### SET PROBLEM
Note each line of the listing that contains the string "Retirement", and copy it.

━━ THE INPUT ━━

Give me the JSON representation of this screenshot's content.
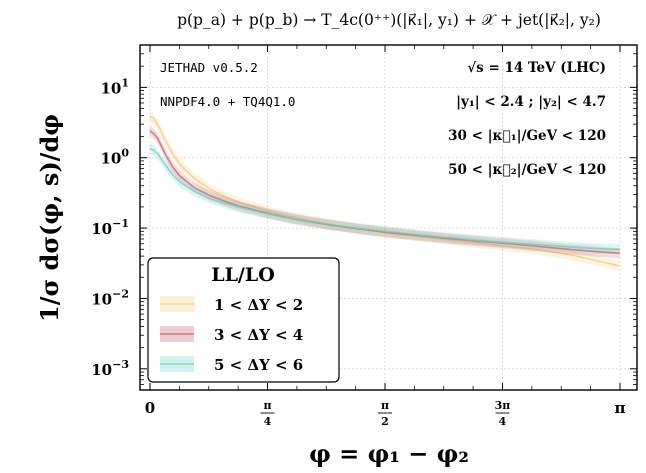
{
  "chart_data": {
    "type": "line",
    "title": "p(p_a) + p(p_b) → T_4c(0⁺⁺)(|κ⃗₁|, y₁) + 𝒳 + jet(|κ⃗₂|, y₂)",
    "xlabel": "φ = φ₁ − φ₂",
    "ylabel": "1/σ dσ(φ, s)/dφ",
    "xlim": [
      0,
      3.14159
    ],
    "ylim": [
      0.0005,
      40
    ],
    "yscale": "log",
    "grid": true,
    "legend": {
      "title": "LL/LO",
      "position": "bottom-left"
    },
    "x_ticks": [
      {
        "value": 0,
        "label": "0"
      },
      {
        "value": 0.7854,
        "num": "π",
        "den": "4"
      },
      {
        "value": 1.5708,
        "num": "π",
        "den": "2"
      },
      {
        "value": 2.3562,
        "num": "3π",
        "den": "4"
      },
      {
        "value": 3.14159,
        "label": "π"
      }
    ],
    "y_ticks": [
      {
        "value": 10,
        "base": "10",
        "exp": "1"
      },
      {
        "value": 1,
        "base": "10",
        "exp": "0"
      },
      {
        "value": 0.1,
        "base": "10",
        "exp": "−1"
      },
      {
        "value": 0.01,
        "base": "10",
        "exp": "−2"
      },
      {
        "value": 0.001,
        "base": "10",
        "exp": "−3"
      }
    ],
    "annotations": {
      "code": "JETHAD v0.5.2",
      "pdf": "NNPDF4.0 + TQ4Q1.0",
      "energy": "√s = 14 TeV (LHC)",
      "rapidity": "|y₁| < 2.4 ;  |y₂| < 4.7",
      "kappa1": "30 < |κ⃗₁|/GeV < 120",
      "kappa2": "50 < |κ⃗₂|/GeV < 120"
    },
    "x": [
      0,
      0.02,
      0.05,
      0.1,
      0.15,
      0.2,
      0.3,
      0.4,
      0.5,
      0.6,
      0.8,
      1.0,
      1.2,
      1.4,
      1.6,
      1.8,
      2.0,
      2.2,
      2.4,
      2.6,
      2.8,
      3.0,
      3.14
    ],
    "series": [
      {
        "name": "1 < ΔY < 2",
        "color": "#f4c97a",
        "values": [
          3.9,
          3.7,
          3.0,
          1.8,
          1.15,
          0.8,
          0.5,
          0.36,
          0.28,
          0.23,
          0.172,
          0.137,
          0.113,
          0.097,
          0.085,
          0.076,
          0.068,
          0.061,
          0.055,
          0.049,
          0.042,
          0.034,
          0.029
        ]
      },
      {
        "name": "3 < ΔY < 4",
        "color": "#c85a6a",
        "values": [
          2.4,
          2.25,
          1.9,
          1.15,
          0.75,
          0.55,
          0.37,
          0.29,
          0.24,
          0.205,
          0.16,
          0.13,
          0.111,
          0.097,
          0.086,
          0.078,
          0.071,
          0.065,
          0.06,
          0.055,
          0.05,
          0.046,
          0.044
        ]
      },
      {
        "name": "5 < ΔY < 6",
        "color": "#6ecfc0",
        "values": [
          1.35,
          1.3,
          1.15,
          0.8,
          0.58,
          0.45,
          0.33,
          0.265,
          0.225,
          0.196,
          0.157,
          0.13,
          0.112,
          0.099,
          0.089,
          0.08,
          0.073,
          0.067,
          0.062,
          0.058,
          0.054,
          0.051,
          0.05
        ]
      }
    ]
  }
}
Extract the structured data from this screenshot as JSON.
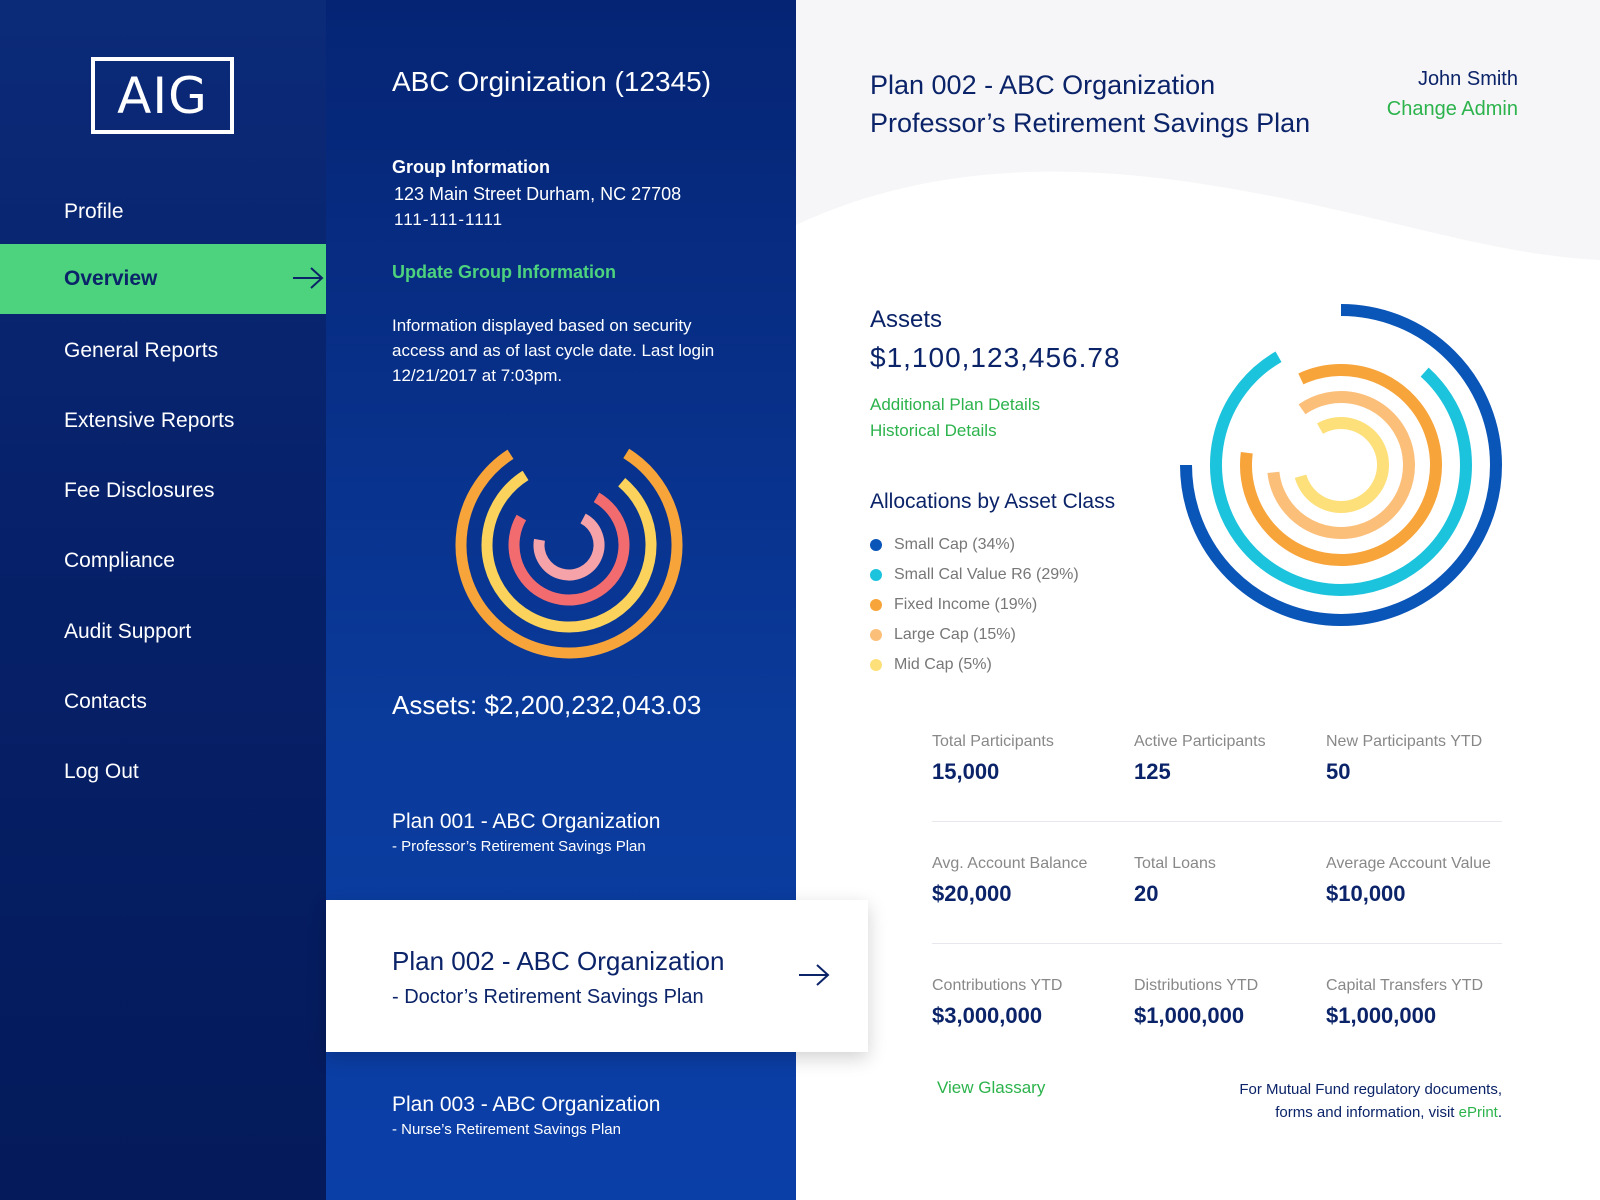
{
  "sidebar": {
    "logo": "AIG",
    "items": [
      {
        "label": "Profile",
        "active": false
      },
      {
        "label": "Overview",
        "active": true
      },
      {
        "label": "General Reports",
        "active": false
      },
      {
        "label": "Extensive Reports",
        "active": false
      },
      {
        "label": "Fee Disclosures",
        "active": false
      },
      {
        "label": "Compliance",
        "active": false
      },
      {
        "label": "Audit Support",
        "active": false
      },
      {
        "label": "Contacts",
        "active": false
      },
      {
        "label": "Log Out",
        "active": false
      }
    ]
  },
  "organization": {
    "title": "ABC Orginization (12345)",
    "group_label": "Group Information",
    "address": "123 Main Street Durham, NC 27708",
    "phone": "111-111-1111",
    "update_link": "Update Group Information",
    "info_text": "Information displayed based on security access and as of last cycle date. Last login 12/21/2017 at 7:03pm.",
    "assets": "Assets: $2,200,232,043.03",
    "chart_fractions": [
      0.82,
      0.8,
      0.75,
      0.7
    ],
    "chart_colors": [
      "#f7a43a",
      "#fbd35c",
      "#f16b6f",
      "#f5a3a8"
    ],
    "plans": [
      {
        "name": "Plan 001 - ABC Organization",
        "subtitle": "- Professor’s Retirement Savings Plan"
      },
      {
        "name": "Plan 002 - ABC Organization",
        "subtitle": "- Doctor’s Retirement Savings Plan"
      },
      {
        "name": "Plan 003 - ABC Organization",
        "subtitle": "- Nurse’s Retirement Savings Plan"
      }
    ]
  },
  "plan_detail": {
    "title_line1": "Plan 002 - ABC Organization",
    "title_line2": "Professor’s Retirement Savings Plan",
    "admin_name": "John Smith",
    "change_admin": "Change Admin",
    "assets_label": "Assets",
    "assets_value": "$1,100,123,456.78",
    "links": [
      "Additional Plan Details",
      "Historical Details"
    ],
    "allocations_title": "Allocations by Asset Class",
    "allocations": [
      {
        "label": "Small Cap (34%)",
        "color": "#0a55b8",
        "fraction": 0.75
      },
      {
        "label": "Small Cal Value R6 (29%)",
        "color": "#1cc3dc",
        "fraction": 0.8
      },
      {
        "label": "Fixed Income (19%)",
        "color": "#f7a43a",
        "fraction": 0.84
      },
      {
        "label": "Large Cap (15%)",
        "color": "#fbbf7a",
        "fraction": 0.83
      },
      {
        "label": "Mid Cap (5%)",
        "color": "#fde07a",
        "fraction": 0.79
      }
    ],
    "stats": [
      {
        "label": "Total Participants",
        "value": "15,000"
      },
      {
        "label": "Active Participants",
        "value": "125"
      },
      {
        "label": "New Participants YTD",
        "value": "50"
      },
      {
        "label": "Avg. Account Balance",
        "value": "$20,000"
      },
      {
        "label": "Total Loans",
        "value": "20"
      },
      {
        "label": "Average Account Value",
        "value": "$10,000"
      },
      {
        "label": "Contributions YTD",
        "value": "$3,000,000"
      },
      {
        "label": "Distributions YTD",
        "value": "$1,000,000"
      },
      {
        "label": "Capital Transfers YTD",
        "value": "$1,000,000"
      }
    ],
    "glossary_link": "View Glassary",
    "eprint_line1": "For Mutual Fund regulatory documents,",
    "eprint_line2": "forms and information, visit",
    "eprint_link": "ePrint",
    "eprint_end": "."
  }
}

━━━

### OUTPUT
        "subtitle": "- Professor’s Retirement Savings Plan"
        "subtitle": "- Doctor’s Retirement Savings Plan"
        "subtitle": "- Nurse’s Retirement Savings Plan"
    "title_line2": "Professor’s Retirement Savings Plan",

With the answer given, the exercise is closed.